| Selected extract |
Last-Minute Knitted Gifts

Last-Minute Knitted Gifts

I was feeling dangerously close to not having ENOUGH works-in-progress so I purchased this book yesterday in order to knit the "Soft Drawstring Pouch" (in the medium size) with the Blue Sky Alpacas Alpaca & Silk that I purchased a few months ago. Both the book and the yarn are incredible.

It's a simple book really; the projects are accessible and do-able. I love her chapter on color and the ideas in the back regarding knitted gifts and creative presentation of handknit goods. There really isn't a single intimidating project in this book. Joelle Hoverson's Purl Soho site was one of the first knitting sites I ever bookmarked and I still visit the site to look at and learn about luxury yarns. I don't order much from there because I'm lucky enough to work somewhere that carries almost all of the same things, but it's worth a look if you haven't clicked over there before. Even though I'm not a quilter, the fabrics at Purl Patchwork are very tempting. There's also The Purl Bee companion blog.

| Exercise set |
1) Answer these questions using the review of the knitting book:
(a) Which project from the book does the writer intend to knit, and in what size?
(b) Which yarn is the writer planning to use for it?
(c) Why does the writer seldom order from Purl Soho?
2) State whether each statement agrees with the knitting book review. Answer yes or no, and quote the words from the text that decide it.
(a) The writer bought the book several months ago.
(b) The writer is a quilter.
(c) The book includes ideas on presenting handknit goods.
The records that follow are separate material and have no connection to the knitting book review.

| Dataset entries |
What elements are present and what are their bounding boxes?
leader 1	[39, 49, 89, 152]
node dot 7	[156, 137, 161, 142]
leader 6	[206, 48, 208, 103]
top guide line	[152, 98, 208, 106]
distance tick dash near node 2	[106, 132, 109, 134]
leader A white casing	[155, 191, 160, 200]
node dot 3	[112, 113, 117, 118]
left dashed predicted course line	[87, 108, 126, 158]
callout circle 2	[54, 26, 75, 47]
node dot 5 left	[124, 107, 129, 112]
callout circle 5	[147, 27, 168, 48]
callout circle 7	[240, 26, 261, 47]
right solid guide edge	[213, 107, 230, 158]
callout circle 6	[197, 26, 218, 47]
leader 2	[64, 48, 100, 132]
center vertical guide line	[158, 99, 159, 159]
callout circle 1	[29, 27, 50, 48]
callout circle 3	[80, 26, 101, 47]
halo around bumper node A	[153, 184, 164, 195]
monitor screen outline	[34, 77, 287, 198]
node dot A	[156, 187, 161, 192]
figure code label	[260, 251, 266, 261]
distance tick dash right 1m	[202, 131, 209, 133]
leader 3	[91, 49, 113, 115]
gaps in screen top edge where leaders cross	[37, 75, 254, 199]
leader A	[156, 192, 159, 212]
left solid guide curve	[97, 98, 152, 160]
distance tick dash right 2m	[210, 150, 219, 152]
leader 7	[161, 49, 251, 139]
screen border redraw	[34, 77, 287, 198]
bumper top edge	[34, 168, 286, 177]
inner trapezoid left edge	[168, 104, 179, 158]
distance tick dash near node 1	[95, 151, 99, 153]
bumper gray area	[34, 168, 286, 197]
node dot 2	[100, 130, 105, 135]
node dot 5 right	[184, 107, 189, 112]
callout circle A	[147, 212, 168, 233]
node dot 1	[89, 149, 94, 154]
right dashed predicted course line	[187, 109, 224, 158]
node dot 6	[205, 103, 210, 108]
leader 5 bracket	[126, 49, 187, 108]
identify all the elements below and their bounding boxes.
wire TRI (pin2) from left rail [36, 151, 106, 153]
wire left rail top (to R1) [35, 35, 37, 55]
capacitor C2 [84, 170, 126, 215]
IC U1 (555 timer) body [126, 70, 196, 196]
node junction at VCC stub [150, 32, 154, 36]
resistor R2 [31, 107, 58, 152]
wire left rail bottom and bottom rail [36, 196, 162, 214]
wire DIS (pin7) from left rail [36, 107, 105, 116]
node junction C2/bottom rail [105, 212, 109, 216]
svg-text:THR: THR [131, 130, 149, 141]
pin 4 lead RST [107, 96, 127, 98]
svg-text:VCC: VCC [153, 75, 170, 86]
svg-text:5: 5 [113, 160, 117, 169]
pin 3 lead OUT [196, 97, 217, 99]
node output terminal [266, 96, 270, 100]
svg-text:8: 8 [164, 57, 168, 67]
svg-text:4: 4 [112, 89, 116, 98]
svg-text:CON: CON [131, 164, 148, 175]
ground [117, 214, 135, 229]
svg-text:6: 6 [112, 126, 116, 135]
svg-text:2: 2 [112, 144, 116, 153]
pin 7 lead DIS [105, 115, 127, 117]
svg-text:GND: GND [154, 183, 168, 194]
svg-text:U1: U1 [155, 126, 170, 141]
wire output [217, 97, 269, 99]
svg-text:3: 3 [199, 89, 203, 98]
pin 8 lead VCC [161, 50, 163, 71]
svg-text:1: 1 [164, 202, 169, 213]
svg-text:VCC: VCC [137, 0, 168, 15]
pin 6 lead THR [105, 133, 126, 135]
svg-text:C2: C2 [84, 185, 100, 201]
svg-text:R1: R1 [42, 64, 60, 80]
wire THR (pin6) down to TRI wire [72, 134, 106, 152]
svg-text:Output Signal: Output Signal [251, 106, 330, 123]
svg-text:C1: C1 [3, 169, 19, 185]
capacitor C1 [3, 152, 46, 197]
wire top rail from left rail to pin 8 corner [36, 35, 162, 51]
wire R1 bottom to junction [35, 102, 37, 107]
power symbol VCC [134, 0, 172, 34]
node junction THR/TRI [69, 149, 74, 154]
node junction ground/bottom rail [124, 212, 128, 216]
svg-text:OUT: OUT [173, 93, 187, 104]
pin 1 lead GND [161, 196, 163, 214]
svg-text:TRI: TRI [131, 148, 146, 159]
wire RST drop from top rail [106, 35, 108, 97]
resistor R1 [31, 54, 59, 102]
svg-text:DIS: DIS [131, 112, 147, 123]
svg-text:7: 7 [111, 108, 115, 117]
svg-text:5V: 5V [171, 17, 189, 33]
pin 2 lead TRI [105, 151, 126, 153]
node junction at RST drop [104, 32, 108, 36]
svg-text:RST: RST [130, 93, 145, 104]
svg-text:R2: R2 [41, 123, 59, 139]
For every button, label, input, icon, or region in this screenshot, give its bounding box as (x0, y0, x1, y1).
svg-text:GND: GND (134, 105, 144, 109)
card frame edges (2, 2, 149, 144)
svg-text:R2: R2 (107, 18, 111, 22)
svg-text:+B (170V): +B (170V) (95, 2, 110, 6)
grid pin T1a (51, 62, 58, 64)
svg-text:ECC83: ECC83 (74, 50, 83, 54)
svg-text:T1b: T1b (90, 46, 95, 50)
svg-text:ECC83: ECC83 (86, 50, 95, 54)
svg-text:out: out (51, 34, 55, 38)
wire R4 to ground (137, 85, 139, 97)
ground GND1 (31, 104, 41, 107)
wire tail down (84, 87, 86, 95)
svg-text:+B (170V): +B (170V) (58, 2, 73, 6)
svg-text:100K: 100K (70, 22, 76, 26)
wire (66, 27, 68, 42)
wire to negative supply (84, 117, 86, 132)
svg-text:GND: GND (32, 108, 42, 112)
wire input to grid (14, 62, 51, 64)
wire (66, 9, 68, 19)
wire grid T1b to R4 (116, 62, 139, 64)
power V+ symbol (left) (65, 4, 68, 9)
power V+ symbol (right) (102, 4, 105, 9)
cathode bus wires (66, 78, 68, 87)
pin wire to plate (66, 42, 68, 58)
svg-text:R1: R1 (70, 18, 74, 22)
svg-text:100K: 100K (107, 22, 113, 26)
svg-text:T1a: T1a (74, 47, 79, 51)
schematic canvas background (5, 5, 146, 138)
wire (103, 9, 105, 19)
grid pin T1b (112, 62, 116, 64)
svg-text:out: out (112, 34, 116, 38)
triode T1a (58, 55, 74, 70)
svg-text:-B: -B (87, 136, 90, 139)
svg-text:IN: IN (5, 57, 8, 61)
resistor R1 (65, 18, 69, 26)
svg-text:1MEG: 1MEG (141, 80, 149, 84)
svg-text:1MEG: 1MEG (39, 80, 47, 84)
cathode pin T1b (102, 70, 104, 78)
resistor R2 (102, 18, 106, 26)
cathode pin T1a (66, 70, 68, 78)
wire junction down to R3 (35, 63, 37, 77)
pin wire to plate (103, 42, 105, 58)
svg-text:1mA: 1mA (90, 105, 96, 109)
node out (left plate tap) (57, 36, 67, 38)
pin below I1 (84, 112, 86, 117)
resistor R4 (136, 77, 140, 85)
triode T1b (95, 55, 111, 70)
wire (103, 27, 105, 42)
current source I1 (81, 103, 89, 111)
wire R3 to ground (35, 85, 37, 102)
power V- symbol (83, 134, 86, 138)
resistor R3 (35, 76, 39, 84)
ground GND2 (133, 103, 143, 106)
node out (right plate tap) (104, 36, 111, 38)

| Results for each task |
1)
(a) The "Soft Drawstring Pouch," in the medium size.
(b) Blue Sky Alpacas Alpaca & Silk.
(c) The writer works somewhere that carries almost all of the same things.

2)
(a) No: "I purchased this book yesterday"
(b) No: "Even though I'm not a quilter"
(c) Yes: "the ideas in the back regarding knitted gifts and creative presentation of handknit goods"